** BEGIN **

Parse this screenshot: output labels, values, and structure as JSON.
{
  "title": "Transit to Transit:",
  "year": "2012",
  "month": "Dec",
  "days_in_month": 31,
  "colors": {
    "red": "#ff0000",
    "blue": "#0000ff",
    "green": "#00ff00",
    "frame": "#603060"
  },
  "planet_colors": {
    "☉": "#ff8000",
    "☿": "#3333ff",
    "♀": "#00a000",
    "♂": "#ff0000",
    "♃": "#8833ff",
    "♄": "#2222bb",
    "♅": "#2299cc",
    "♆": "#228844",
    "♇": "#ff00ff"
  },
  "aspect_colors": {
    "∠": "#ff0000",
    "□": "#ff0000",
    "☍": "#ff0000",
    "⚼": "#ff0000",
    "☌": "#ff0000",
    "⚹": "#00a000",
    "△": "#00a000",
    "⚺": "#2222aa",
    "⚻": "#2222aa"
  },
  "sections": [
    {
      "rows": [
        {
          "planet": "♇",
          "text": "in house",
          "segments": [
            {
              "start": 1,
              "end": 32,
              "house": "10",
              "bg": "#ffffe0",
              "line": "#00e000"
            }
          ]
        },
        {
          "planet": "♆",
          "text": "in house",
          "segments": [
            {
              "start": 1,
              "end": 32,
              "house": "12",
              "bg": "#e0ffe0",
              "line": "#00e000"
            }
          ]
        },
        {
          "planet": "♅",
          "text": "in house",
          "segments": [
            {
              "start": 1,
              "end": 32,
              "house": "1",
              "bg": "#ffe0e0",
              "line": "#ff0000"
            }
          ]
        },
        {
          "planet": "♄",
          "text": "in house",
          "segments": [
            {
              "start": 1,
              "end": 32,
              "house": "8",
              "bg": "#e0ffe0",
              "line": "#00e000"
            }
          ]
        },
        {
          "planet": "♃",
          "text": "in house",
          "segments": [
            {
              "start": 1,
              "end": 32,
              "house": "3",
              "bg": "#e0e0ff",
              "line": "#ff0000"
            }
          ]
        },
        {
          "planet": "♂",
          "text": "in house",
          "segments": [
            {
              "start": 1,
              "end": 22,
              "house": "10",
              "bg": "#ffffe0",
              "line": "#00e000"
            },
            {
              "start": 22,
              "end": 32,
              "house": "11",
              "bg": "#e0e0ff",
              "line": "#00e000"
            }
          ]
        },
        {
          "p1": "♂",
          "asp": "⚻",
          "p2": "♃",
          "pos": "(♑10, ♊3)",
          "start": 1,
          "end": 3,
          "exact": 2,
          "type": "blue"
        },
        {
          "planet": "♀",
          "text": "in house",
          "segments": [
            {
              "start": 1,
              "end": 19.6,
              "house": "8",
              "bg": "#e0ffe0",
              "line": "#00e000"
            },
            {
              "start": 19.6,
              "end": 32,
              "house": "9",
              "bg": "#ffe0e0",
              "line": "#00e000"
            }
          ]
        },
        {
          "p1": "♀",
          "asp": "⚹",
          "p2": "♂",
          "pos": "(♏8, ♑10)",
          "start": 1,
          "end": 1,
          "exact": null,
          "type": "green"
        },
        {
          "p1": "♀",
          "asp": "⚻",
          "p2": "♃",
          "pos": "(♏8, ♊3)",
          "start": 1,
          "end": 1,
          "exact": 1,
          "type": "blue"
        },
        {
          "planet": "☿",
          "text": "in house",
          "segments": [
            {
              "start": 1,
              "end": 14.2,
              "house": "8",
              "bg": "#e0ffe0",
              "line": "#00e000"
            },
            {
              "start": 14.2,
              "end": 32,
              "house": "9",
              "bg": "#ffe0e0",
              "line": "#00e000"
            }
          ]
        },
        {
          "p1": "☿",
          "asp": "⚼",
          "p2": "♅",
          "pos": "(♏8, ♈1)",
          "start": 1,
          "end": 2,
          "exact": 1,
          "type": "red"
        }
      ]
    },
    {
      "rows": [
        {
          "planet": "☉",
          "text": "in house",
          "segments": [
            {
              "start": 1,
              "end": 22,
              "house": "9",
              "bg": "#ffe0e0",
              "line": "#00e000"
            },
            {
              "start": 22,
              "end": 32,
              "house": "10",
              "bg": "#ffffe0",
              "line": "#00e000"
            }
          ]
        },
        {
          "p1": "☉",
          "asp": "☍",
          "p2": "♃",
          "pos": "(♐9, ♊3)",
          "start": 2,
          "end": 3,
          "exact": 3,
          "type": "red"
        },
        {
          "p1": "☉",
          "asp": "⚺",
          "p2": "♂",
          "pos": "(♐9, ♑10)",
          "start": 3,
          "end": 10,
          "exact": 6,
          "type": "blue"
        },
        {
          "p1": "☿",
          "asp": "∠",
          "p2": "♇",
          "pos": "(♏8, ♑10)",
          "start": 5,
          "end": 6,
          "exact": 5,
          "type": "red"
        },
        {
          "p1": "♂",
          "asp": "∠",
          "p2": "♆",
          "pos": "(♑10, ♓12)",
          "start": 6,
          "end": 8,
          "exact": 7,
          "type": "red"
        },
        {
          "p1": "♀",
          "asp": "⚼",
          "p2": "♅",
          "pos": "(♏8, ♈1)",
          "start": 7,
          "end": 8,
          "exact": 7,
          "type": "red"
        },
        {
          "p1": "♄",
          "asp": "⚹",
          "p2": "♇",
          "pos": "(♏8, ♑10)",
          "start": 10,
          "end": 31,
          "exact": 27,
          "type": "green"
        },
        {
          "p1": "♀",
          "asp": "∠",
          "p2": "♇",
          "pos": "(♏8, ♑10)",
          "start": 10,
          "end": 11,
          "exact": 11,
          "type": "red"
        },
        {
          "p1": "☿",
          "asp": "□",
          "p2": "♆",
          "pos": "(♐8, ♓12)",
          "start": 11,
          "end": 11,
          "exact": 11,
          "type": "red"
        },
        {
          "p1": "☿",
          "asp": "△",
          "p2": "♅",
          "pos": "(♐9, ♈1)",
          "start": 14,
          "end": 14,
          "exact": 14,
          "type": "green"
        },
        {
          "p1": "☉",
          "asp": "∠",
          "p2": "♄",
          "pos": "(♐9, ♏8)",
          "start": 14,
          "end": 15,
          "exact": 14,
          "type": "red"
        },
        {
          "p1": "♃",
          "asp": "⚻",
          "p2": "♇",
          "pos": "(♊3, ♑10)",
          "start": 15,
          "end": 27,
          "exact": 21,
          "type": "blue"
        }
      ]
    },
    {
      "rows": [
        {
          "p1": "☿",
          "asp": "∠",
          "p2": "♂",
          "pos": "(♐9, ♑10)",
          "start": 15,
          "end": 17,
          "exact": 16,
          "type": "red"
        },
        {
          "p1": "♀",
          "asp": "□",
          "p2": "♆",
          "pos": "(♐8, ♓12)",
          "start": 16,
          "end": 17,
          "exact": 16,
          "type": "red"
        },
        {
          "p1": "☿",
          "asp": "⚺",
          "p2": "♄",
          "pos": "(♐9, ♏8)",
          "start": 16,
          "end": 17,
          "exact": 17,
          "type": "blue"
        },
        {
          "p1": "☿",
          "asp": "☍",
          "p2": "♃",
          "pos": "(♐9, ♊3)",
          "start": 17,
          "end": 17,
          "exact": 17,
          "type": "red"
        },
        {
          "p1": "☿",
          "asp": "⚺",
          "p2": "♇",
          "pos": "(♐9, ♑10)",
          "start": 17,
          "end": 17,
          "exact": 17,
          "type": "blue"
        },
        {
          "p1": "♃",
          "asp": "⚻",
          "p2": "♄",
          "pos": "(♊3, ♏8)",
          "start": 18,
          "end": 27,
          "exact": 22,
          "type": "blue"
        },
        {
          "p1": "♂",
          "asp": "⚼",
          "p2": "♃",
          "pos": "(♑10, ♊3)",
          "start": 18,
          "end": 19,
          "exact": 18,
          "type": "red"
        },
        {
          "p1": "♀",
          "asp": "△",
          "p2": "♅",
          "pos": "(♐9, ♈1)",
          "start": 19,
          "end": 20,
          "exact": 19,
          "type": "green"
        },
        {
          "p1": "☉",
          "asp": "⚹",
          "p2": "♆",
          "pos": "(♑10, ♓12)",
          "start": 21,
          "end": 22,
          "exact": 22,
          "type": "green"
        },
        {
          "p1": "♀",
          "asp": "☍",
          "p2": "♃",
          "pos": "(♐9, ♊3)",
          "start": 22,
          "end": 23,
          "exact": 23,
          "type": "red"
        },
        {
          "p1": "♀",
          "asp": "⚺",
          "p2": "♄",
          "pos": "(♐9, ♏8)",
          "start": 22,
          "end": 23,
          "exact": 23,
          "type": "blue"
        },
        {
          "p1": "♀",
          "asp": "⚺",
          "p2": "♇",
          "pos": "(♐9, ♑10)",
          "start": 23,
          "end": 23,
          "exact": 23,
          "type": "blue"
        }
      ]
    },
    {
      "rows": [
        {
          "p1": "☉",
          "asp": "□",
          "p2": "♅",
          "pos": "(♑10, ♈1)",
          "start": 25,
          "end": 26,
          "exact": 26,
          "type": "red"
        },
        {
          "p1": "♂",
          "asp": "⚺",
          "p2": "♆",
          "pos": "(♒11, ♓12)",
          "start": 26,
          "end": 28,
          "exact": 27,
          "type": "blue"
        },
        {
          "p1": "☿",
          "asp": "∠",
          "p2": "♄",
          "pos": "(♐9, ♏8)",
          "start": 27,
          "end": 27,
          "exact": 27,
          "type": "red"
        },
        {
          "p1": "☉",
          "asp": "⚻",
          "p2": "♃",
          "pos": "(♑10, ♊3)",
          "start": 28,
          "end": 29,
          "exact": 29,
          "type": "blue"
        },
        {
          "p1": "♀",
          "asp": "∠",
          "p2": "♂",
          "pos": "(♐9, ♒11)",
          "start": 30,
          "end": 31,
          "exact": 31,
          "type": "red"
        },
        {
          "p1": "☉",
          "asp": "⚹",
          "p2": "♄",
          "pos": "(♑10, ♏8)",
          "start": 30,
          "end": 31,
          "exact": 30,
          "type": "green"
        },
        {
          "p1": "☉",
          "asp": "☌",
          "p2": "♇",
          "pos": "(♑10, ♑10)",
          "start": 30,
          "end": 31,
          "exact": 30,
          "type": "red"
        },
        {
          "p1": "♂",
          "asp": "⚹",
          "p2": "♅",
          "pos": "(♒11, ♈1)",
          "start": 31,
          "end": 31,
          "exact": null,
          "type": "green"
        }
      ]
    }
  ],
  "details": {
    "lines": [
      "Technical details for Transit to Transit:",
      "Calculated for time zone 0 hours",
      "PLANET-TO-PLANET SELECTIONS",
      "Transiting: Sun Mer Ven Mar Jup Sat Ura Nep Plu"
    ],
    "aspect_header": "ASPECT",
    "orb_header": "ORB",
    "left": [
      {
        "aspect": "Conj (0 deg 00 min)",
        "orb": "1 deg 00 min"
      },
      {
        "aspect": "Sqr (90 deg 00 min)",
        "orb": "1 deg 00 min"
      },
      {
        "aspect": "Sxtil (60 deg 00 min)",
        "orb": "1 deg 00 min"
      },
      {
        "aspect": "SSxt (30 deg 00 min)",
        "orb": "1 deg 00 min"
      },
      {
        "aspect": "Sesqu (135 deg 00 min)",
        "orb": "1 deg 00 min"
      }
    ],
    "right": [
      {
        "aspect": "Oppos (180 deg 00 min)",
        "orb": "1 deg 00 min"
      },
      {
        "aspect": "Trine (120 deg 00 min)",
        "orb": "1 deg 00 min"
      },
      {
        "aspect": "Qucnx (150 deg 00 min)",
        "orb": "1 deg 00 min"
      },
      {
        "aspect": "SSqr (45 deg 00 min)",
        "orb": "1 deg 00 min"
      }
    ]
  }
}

** END **

EXERCISE GOAL: Copy each line that contains the word "details".

ANSWER TO THE EXERCISE:
  "details": {
      "Technical details for Transit to Transit:",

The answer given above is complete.